[Collected data entries]
>> begin
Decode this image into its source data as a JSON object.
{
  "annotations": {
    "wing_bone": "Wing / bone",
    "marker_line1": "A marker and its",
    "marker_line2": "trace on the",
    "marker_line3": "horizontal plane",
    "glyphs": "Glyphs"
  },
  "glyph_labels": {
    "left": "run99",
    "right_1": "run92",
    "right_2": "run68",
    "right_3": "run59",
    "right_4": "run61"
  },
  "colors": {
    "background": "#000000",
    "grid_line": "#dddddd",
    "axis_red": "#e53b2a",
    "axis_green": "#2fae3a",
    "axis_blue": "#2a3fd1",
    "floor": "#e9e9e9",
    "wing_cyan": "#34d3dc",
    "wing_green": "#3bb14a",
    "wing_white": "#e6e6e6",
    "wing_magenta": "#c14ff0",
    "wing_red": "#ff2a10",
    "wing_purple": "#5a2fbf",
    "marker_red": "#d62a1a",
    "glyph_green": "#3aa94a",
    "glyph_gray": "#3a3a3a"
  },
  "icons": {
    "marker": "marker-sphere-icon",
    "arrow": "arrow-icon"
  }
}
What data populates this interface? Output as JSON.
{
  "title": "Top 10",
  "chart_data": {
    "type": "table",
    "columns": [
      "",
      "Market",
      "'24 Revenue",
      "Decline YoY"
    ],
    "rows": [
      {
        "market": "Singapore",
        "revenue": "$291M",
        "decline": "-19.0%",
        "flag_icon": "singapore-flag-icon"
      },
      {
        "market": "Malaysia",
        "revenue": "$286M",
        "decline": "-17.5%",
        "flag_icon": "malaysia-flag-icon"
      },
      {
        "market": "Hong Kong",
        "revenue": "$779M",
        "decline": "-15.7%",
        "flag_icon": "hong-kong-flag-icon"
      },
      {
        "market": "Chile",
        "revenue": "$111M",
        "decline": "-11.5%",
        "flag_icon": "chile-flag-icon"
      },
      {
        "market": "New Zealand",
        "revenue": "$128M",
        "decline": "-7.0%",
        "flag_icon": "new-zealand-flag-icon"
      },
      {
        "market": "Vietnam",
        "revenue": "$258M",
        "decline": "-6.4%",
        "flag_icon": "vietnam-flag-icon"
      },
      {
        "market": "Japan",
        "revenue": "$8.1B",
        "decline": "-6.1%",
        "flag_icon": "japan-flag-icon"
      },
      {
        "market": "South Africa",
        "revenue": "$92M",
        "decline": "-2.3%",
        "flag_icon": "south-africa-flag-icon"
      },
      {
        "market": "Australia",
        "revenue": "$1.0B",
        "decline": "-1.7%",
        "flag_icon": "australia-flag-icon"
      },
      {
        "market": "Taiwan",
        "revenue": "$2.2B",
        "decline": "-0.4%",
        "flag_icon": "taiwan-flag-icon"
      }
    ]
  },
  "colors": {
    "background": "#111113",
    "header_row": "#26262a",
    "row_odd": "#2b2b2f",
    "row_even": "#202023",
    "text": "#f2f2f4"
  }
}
>> end
= TASK GOAL =
Ascertain the number of lines in the entries that include the word "this", and report only that number.

= SOLUTION TO THE PROBLEM =
2